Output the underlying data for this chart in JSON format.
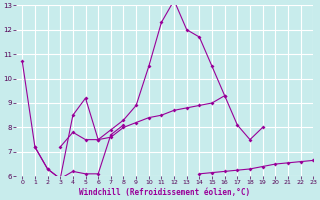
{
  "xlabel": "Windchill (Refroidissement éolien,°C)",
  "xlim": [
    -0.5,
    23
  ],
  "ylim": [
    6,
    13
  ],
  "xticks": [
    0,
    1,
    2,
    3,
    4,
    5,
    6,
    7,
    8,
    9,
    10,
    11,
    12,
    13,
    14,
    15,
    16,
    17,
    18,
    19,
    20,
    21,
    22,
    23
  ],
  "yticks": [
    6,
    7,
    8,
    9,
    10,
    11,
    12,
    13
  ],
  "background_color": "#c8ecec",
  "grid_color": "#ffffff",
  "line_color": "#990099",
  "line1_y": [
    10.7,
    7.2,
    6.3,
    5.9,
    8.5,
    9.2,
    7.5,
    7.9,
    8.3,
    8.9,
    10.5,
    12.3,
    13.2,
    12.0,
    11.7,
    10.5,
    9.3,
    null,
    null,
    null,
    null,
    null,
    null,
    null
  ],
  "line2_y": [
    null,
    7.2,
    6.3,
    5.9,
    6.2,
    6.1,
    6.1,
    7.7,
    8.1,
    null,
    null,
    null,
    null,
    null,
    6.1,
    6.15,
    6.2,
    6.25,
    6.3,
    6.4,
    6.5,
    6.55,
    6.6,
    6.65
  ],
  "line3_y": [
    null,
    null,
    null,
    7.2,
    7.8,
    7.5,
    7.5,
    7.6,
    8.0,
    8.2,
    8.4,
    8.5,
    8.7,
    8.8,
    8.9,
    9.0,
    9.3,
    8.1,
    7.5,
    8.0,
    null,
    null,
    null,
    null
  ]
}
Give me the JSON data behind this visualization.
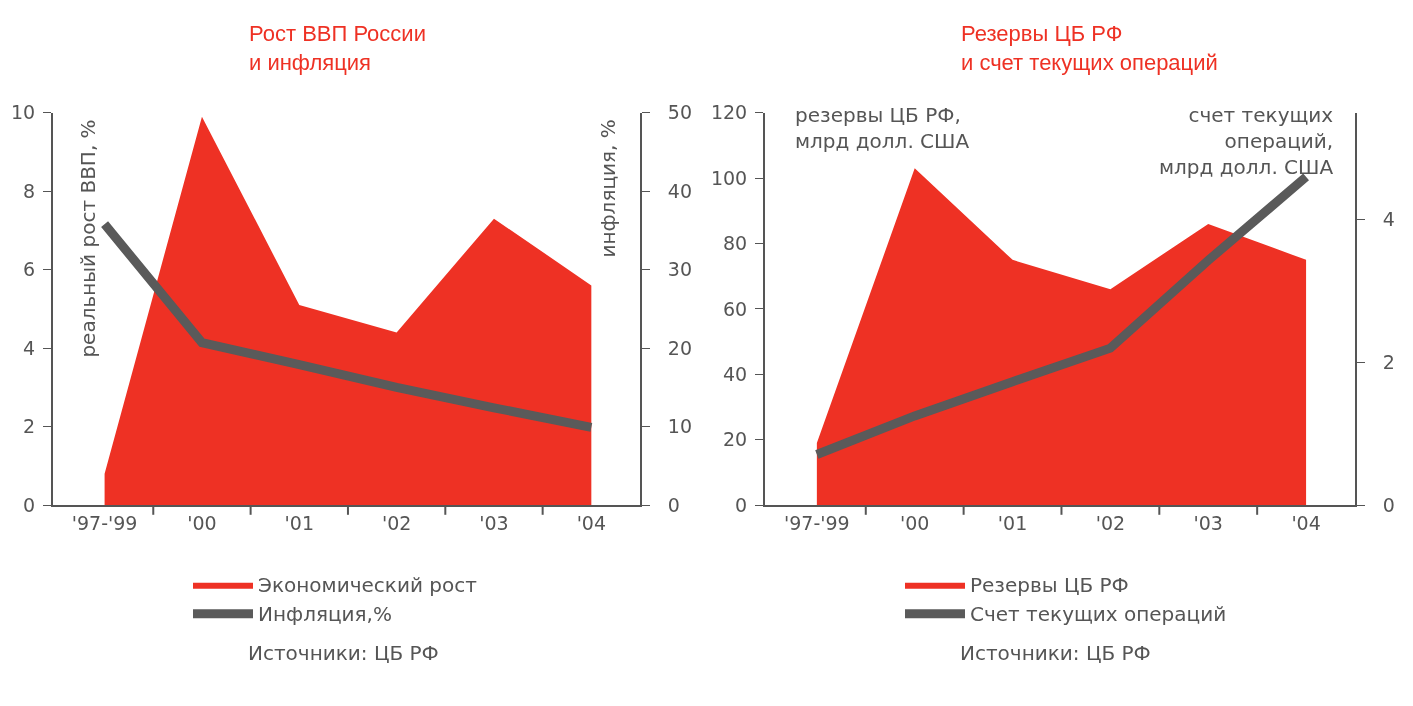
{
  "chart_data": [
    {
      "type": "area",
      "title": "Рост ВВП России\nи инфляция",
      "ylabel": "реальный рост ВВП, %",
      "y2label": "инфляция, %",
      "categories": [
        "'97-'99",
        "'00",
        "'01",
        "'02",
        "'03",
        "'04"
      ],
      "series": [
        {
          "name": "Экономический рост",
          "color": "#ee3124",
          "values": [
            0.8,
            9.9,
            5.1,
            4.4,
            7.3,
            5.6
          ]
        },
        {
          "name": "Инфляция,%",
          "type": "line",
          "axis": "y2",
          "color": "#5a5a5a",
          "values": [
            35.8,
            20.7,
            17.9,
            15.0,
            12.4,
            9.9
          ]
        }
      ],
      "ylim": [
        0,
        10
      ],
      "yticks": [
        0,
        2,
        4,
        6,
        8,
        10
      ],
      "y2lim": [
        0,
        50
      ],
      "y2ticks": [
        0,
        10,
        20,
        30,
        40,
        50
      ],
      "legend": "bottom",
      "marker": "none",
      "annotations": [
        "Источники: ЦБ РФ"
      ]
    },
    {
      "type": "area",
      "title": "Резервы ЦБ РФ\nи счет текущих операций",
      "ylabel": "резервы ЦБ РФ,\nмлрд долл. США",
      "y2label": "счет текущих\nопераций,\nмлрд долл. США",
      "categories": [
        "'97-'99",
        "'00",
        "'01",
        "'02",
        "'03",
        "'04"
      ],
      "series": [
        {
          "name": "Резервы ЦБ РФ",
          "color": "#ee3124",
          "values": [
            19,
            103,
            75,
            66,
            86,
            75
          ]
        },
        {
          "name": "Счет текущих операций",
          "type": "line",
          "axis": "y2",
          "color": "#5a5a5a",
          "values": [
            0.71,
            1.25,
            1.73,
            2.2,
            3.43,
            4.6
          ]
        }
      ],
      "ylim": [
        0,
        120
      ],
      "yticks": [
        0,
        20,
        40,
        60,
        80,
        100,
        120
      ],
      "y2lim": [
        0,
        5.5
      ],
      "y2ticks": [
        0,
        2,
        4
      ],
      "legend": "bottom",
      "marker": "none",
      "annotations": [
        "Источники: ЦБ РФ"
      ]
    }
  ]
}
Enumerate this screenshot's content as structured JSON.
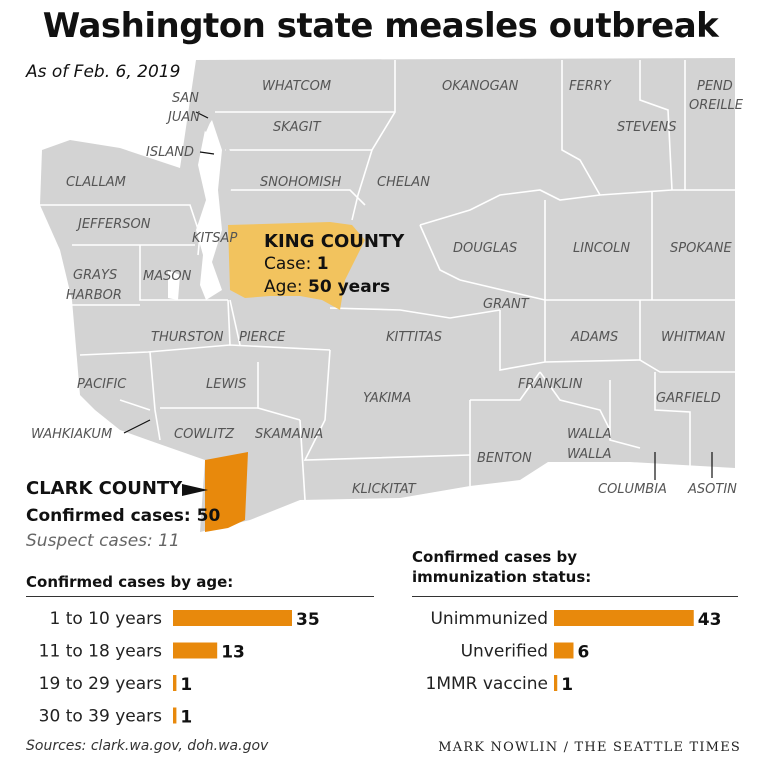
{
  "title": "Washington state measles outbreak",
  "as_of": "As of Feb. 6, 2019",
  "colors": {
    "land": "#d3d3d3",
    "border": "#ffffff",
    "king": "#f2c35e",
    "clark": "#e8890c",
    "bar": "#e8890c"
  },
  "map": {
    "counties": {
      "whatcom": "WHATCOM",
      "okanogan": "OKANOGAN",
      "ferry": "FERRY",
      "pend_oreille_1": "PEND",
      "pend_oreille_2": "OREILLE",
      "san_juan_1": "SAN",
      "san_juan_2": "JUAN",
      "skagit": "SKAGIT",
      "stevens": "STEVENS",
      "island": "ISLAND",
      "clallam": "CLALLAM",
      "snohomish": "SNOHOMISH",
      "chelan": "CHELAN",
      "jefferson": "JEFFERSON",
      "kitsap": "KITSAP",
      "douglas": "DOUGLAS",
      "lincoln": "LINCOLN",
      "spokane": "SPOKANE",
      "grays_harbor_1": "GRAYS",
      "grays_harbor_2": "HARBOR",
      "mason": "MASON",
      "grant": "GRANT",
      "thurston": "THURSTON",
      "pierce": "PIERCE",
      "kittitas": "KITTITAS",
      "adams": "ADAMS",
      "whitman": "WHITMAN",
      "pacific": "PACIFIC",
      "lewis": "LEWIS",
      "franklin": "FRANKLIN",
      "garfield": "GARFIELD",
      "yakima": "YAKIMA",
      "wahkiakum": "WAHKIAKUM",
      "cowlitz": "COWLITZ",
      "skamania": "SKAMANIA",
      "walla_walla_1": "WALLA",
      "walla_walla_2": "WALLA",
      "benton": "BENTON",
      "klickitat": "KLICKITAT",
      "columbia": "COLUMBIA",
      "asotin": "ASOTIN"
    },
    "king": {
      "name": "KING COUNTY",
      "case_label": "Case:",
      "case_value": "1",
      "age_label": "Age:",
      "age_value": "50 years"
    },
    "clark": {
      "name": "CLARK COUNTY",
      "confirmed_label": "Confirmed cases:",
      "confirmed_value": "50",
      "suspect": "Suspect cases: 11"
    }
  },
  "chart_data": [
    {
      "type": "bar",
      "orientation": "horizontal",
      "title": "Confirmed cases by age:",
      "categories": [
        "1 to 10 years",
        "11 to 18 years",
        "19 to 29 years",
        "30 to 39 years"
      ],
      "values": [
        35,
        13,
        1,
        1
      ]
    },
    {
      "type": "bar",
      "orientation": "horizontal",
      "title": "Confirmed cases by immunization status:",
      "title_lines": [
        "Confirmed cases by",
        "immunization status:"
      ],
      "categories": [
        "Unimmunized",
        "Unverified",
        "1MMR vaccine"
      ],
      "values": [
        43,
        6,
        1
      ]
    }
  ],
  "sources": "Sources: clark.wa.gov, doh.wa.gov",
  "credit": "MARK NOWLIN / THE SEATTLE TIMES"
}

Given request: All the lines above are to be given again exactly as they read, with the pictures removed.

Task output:
Output the underlying data for this chart in JSON format.
{
  "xlabel": "Windchill (Refroidissement éolien,°C)",
  "xlim": [
    -0.5,
    23
  ],
  "ylim": [
    6,
    13
  ],
  "xticks": [
    0,
    1,
    2,
    3,
    4,
    5,
    6,
    7,
    8,
    9,
    10,
    11,
    12,
    13,
    14,
    15,
    16,
    17,
    18,
    19,
    20,
    21,
    22,
    23
  ],
  "yticks": [
    6,
    7,
    8,
    9,
    10,
    11,
    12,
    13
  ],
  "background_color": "#c8ecec",
  "grid_color": "#ffffff",
  "line_color": "#990099",
  "line1_y": [
    10.7,
    7.2,
    6.3,
    5.9,
    8.5,
    9.2,
    7.5,
    7.9,
    8.3,
    8.9,
    10.5,
    12.3,
    13.2,
    12.0,
    11.7,
    10.5,
    9.3,
    null,
    null,
    null,
    null,
    null,
    null,
    null
  ],
  "line2_y": [
    null,
    7.2,
    6.3,
    5.9,
    6.2,
    6.1,
    6.1,
    7.7,
    8.1,
    null,
    null,
    null,
    null,
    null,
    6.1,
    6.15,
    6.2,
    6.25,
    6.3,
    6.4,
    6.5,
    6.55,
    6.6,
    6.65
  ],
  "line3_y": [
    null,
    null,
    null,
    7.2,
    7.8,
    7.5,
    7.5,
    7.6,
    8.0,
    8.2,
    8.4,
    8.5,
    8.7,
    8.8,
    8.9,
    9.0,
    9.3,
    8.1,
    7.5,
    8.0,
    null,
    null,
    null,
    null
  ]
}
Give me the JSON data behind this visualization.
{
  "chart_data": [
    {
      "type": "area",
      "title": "Рост ВВП России\nи инфляция",
      "ylabel": "реальный рост ВВП, %",
      "y2label": "инфляция, %",
      "categories": [
        "'97-'99",
        "'00",
        "'01",
        "'02",
        "'03",
        "'04"
      ],
      "series": [
        {
          "name": "Экономический рост",
          "color": "#ee3124",
          "values": [
            0.8,
            9.9,
            5.1,
            4.4,
            7.3,
            5.6
          ]
        },
        {
          "name": "Инфляция,%",
          "type": "line",
          "axis": "y2",
          "color": "#5a5a5a",
          "values": [
            35.8,
            20.7,
            17.9,
            15.0,
            12.4,
            9.9
          ]
        }
      ],
      "ylim": [
        0,
        10
      ],
      "yticks": [
        0,
        2,
        4,
        6,
        8,
        10
      ],
      "y2lim": [
        0,
        50
      ],
      "y2ticks": [
        0,
        10,
        20,
        30,
        40,
        50
      ],
      "legend": "bottom",
      "marker": "none",
      "annotations": [
        "Источники: ЦБ РФ"
      ]
    },
    {
      "type": "area",
      "title": "Резервы ЦБ РФ\nи счет текущих операций",
      "ylabel": "резервы ЦБ РФ,\nмлрд долл. США",
      "y2label": "счет текущих\nопераций,\nмлрд долл. США",
      "categories": [
        "'97-'99",
        "'00",
        "'01",
        "'02",
        "'03",
        "'04"
      ],
      "series": [
        {
          "name": "Резервы ЦБ РФ",
          "color": "#ee3124",
          "values": [
            19,
            103,
            75,
            66,
            86,
            75
          ]
        },
        {
          "name": "Счет текущих операций",
          "type": "line",
          "axis": "y2",
          "color": "#5a5a5a",
          "values": [
            0.71,
            1.25,
            1.73,
            2.2,
            3.43,
            4.6
          ]
        }
      ],
      "ylim": [
        0,
        120
      ],
      "yticks": [
        0,
        20,
        40,
        60,
        80,
        100,
        120
      ],
      "y2lim": [
        0,
        5.5
      ],
      "y2ticks": [
        0,
        2,
        4
      ],
      "legend": "bottom",
      "marker": "none",
      "annotations": [
        "Источники: ЦБ РФ"
      ]
    }
  ]
}
Enumerate this screenshot's content as structured JSON.
{
  "title": "Washington state measles outbreak",
  "as_of": "As of Feb. 6, 2019",
  "colors": {
    "land": "#d3d3d3",
    "border": "#ffffff",
    "king": "#f2c35e",
    "clark": "#e8890c",
    "bar": "#e8890c"
  },
  "map": {
    "counties": {
      "whatcom": "WHATCOM",
      "okanogan": "OKANOGAN",
      "ferry": "FERRY",
      "pend_oreille_1": "PEND",
      "pend_oreille_2": "OREILLE",
      "san_juan_1": "SAN",
      "san_juan_2": "JUAN",
      "skagit": "SKAGIT",
      "stevens": "STEVENS",
      "island": "ISLAND",
      "clallam": "CLALLAM",
      "snohomish": "SNOHOMISH",
      "chelan": "CHELAN",
      "jefferson": "JEFFERSON",
      "kitsap": "KITSAP",
      "douglas": "DOUGLAS",
      "lincoln": "LINCOLN",
      "spokane": "SPOKANE",
      "grays_harbor_1": "GRAYS",
      "grays_harbor_2": "HARBOR",
      "mason": "MASON",
      "grant": "GRANT",
      "thurston": "THURSTON",
      "pierce": "PIERCE",
      "kittitas": "KITTITAS",
      "adams": "ADAMS",
      "whitman": "WHITMAN",
      "pacific": "PACIFIC",
      "lewis": "LEWIS",
      "franklin": "FRANKLIN",
      "garfield": "GARFIELD",
      "yakima": "YAKIMA",
      "wahkiakum": "WAHKIAKUM",
      "cowlitz": "COWLITZ",
      "skamania": "SKAMANIA",
      "walla_walla_1": "WALLA",
      "walla_walla_2": "WALLA",
      "benton": "BENTON",
      "klickitat": "KLICKITAT",
      "columbia": "COLUMBIA",
      "asotin": "ASOTIN"
    },
    "king": {
      "name": "KING COUNTY",
      "case_label": "Case:",
      "case_value": "1",
      "age_label": "Age:",
      "age_value": "50 years"
    },
    "clark": {
      "name": "CLARK COUNTY",
      "confirmed_label": "Confirmed cases:",
      "confirmed_value": "50",
      "suspect": "Suspect cases: 11"
    }
  },
  "chart_data": [
    {
      "type": "bar",
      "orientation": "horizontal",
      "title": "Confirmed cases by age:",
      "categories": [
        "1 to 10 years",
        "11 to 18 years",
        "19 to 29 years",
        "30 to 39 years"
      ],
      "values": [
        35,
        13,
        1,
        1
      ]
    },
    {
      "type": "bar",
      "orientation": "horizontal",
      "title": "Confirmed cases by immunization status:",
      "title_lines": [
        "Confirmed cases by",
        "immunization status:"
      ],
      "categories": [
        "Unimmunized",
        "Unverified",
        "1MMR vaccine"
      ],
      "values": [
        43,
        6,
        1
      ]
    }
  ],
  "sources": "Sources: clark.wa.gov, doh.wa.gov",
  "credit": "MARK NOWLIN / THE SEATTLE TIMES"
}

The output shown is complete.